→ **Aim of the task**:
Establish how many lines in the material include the string "projects" and report it as a lone number.

- - - - -

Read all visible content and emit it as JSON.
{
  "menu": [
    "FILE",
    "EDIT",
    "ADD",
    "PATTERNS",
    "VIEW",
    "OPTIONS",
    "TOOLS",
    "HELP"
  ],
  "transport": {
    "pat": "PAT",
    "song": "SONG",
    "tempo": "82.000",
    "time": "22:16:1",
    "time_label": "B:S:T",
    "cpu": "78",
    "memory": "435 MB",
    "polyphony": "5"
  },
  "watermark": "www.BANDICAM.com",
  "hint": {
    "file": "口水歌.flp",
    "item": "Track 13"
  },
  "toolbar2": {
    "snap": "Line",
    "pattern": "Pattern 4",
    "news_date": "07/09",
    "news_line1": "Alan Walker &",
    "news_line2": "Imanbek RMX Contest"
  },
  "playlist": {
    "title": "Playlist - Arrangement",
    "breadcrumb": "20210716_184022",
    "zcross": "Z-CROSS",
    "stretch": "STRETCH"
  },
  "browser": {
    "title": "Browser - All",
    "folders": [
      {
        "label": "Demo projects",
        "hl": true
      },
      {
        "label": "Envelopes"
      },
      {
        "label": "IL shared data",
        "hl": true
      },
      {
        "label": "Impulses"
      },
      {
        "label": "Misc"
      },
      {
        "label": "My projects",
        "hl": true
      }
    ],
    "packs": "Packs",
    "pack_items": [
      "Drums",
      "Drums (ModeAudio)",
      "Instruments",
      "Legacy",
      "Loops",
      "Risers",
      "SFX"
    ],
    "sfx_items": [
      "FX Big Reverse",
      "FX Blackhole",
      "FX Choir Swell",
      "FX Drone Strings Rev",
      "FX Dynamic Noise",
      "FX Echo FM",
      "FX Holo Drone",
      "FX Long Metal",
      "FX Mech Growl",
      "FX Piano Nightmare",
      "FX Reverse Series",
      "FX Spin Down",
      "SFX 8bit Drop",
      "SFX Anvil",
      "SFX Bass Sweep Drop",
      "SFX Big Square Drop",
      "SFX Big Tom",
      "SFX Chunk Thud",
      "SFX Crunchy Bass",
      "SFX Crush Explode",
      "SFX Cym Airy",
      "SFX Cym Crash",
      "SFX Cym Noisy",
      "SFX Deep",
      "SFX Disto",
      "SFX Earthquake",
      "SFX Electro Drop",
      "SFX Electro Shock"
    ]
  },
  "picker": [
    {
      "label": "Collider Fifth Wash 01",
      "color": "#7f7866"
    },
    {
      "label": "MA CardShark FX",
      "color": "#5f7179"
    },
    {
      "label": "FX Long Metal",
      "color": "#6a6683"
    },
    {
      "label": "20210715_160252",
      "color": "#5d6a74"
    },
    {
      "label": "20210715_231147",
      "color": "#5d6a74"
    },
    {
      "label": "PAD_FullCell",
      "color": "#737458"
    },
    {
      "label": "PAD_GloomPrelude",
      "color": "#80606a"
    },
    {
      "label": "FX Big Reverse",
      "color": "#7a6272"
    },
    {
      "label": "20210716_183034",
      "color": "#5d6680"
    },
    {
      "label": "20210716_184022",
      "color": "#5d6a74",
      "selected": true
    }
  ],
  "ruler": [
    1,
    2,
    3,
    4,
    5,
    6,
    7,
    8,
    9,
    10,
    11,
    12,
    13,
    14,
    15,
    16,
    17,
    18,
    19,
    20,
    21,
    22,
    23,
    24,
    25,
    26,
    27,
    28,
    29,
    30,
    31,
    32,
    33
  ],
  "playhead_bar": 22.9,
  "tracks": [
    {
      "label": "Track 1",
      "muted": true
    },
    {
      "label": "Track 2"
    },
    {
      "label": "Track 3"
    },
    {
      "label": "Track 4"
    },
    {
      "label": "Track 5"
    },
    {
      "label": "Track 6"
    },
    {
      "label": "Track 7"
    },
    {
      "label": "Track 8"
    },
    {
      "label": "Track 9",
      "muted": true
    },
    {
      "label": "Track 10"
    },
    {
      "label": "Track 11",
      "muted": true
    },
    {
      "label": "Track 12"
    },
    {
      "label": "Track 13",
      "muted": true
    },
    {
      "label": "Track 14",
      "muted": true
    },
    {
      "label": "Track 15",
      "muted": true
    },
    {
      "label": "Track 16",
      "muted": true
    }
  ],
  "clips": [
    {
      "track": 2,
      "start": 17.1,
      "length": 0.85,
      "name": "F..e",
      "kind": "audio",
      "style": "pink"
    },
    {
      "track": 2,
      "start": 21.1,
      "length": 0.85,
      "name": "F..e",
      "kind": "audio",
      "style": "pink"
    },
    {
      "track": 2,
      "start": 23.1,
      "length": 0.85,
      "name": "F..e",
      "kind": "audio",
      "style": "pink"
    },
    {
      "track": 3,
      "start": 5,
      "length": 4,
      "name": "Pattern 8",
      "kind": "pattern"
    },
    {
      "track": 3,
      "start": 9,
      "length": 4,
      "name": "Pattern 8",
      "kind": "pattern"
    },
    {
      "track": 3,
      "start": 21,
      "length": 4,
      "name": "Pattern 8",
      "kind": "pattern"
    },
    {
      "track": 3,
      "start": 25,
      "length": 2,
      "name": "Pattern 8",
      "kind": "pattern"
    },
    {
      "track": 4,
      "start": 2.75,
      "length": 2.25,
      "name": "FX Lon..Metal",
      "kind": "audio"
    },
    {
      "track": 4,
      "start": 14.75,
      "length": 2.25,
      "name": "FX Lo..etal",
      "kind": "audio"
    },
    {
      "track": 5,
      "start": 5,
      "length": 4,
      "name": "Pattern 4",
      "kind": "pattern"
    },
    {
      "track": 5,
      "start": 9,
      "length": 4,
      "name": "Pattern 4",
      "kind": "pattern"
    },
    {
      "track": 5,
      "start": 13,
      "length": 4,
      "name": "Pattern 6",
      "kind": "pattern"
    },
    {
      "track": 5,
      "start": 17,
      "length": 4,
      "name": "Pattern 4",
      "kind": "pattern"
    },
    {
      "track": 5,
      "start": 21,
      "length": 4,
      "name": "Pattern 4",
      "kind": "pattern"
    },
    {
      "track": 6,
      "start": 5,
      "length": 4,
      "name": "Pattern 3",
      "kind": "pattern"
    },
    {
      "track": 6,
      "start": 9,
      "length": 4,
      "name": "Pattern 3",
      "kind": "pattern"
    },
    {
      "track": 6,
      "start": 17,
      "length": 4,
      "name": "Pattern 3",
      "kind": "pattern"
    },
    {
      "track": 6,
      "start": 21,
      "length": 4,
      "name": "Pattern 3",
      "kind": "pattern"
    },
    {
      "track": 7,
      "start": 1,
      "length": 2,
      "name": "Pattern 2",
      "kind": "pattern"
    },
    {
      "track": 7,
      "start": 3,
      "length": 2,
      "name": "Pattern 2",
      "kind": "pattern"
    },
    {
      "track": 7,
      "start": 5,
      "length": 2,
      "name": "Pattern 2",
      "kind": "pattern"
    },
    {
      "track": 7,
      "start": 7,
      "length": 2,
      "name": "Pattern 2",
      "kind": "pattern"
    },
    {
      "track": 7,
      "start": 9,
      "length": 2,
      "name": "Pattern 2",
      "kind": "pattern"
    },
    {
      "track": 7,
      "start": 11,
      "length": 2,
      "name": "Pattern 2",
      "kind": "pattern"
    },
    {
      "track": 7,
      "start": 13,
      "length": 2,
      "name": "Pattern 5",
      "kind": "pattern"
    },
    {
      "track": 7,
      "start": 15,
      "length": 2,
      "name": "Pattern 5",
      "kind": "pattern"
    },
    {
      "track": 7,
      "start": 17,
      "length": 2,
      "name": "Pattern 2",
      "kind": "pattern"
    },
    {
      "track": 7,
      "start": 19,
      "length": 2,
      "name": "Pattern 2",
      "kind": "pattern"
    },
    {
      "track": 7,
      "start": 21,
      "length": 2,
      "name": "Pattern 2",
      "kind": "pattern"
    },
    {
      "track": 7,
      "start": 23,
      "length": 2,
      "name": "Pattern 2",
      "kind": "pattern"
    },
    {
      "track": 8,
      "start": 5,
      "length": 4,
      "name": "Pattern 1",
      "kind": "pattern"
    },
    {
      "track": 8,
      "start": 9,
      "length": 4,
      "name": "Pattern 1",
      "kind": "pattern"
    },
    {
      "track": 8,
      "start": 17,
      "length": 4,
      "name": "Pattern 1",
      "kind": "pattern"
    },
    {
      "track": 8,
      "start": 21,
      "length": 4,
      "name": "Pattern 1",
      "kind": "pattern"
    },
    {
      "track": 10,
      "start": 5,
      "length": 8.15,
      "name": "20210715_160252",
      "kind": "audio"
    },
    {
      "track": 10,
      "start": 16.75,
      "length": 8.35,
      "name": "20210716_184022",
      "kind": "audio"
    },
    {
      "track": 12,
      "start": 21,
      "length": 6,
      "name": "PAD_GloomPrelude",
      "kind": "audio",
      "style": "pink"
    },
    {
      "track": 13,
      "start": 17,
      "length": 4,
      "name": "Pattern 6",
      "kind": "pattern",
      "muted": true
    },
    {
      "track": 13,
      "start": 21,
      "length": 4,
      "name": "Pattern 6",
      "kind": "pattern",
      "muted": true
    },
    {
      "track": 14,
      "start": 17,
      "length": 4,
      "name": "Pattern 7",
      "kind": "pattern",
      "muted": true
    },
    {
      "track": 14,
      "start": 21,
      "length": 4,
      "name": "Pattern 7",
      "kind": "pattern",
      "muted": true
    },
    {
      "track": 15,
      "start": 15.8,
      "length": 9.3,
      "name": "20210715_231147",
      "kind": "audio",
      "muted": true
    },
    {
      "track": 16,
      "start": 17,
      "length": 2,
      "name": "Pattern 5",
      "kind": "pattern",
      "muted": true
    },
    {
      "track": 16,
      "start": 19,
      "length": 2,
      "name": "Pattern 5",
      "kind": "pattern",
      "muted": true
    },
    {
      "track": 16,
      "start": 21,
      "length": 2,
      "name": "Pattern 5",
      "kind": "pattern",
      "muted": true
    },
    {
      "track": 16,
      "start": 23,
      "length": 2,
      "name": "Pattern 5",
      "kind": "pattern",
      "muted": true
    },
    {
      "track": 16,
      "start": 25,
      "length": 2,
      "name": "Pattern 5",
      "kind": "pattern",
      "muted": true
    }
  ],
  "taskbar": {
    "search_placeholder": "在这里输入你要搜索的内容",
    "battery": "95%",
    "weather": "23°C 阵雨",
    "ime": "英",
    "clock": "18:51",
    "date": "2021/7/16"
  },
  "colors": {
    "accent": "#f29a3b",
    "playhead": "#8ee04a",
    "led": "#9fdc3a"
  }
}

- - - - -

→ **Task output**:
2